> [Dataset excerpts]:
---

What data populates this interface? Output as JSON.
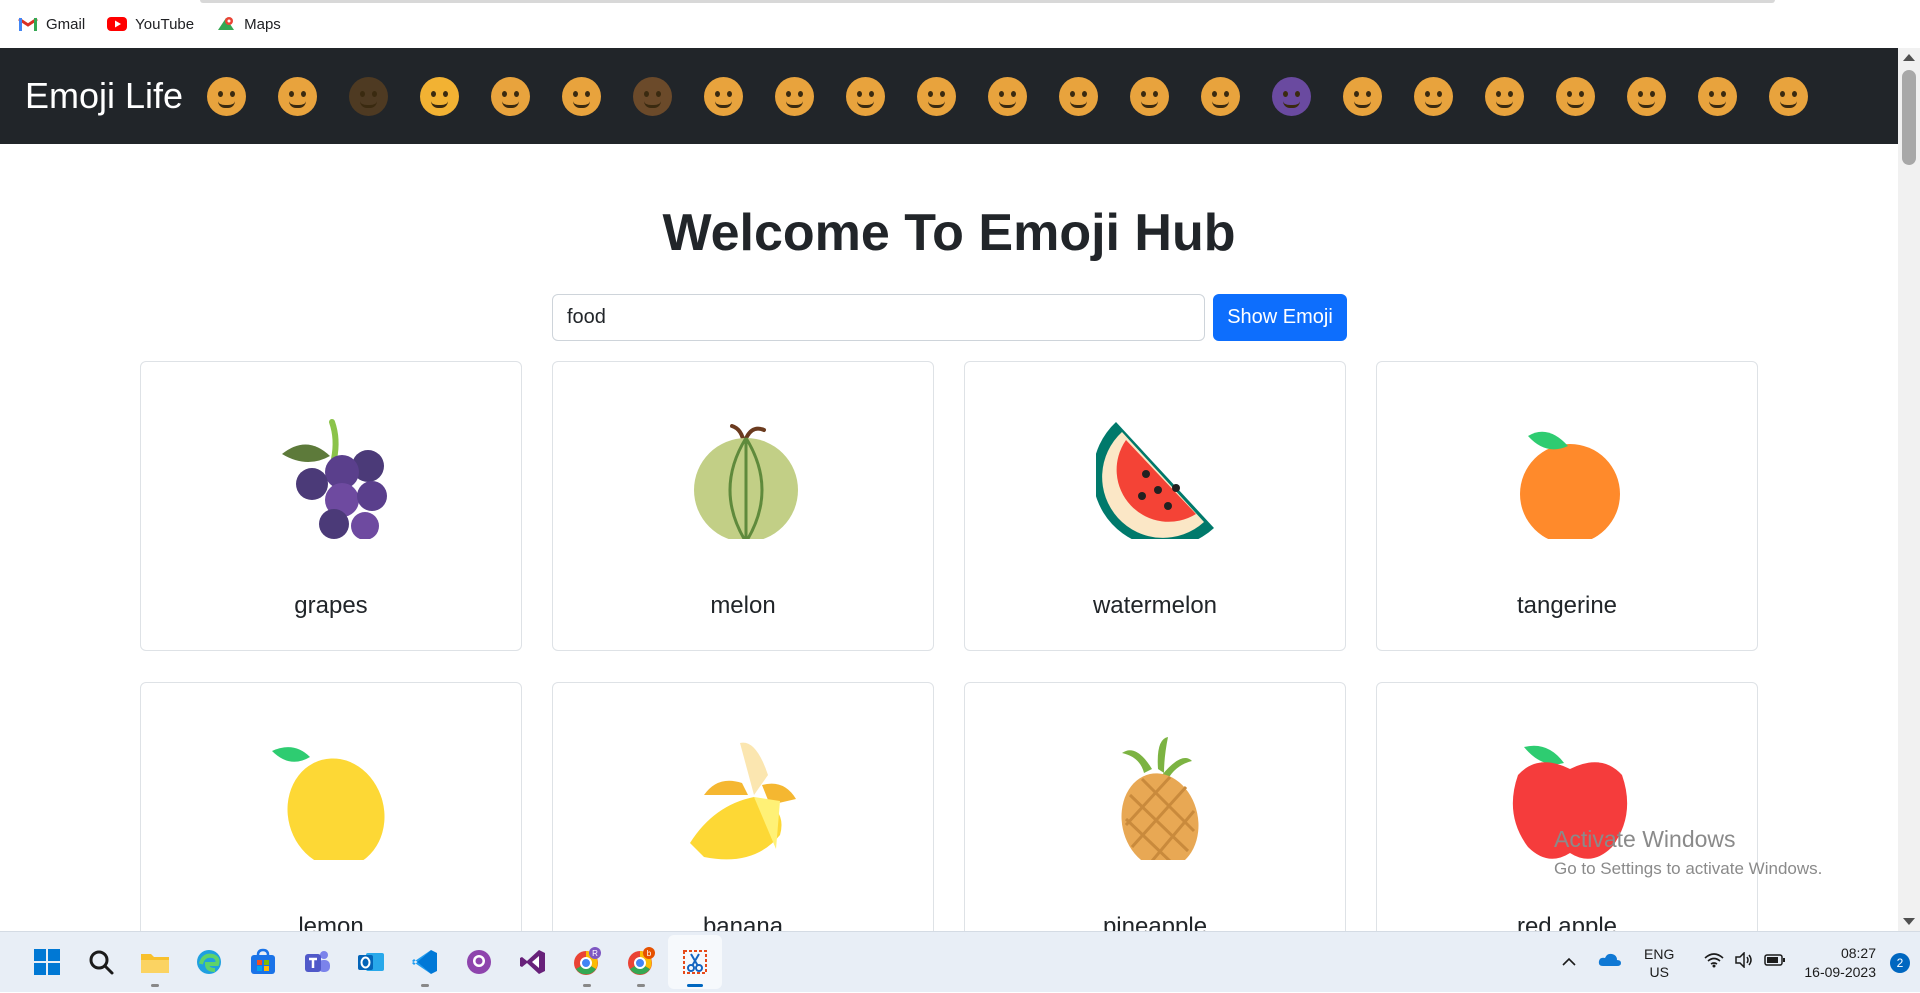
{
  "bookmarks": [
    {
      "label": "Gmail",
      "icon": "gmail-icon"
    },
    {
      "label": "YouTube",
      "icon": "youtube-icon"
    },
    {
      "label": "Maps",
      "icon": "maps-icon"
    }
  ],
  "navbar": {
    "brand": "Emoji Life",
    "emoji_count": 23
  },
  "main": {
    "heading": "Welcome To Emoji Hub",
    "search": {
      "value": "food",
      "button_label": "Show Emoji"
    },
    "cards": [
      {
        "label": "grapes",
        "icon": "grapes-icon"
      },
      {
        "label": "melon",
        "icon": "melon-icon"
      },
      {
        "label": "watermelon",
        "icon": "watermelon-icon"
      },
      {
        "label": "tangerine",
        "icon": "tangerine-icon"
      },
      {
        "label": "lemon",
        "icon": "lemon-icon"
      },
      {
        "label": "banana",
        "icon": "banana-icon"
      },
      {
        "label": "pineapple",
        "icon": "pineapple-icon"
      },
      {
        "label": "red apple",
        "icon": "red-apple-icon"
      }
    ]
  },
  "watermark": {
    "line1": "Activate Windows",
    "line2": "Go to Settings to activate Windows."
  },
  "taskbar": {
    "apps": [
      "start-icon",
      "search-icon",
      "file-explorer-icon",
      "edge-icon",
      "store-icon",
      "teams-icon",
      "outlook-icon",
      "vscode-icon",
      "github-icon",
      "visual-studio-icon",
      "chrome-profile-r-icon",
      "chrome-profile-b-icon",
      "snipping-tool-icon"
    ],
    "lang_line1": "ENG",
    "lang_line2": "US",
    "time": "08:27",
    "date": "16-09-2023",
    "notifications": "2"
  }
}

---

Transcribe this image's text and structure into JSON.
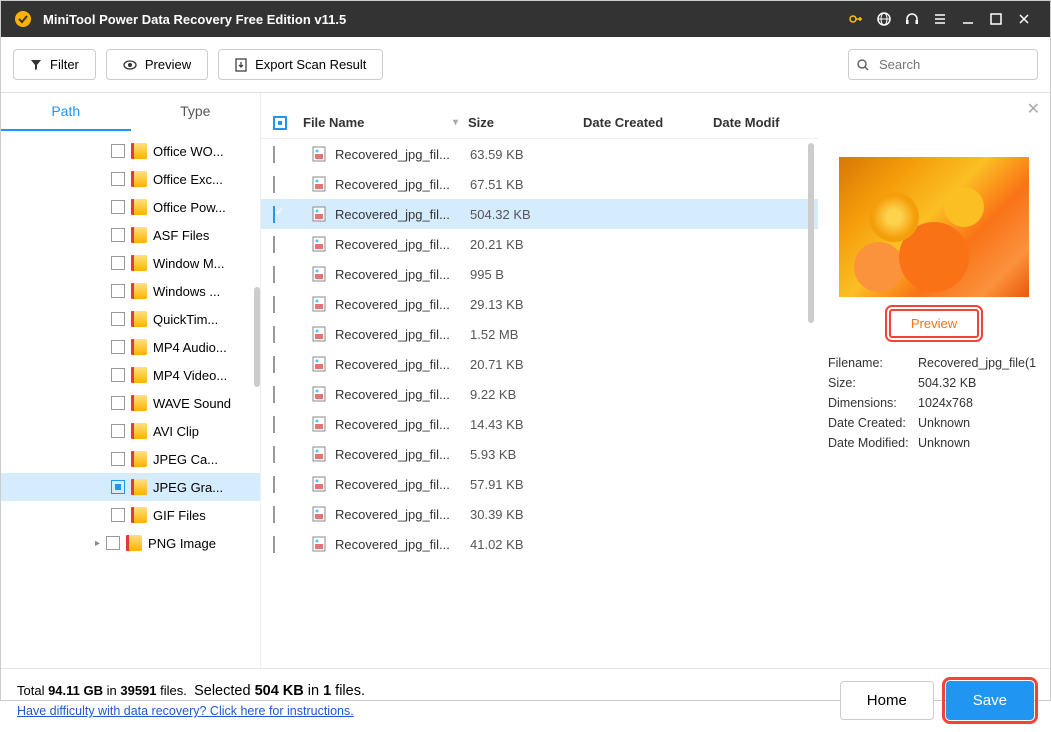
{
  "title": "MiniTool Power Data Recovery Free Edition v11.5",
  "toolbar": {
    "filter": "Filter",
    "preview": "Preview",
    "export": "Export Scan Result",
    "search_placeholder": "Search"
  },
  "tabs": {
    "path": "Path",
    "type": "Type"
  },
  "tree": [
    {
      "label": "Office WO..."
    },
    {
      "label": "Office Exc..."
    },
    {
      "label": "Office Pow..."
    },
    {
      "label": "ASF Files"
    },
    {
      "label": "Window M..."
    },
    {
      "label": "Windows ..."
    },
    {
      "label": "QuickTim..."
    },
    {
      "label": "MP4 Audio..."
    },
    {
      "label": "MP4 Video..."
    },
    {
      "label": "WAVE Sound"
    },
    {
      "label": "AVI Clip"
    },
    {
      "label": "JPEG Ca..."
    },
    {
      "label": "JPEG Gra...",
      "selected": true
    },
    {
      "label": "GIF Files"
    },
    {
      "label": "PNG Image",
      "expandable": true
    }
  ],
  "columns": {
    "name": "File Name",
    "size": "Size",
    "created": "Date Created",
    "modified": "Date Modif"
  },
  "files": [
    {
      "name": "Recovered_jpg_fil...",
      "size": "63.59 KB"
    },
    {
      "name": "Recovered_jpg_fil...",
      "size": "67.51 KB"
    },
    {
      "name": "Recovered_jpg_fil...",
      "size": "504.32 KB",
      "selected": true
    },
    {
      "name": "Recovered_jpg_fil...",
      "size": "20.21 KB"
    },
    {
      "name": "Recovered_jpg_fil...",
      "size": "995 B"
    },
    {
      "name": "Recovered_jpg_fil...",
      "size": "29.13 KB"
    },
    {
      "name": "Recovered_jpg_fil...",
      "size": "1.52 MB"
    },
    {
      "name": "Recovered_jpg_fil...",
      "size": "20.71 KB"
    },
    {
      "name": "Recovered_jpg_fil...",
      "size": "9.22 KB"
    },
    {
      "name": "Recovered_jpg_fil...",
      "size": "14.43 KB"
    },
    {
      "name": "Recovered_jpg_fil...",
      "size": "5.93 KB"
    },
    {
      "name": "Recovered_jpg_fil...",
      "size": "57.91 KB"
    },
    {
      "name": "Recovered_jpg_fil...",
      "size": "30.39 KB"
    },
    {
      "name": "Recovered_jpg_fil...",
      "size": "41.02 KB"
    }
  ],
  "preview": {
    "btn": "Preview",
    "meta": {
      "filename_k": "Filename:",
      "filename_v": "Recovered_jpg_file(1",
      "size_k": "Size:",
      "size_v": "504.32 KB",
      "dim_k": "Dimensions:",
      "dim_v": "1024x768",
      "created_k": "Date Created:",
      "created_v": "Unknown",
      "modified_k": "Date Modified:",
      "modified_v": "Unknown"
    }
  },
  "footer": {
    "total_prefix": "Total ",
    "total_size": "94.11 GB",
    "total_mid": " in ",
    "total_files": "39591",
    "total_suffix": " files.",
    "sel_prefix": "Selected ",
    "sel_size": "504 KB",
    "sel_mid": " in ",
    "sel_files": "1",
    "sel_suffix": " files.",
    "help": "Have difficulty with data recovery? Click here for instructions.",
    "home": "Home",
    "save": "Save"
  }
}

---

> [WRITTEN EXERCISE]: Identify every line where the string "watermelon" appears.

> [ANSWER TO THE TASK]:
        "label": "watermelon",
        "icon": "watermelon-icon"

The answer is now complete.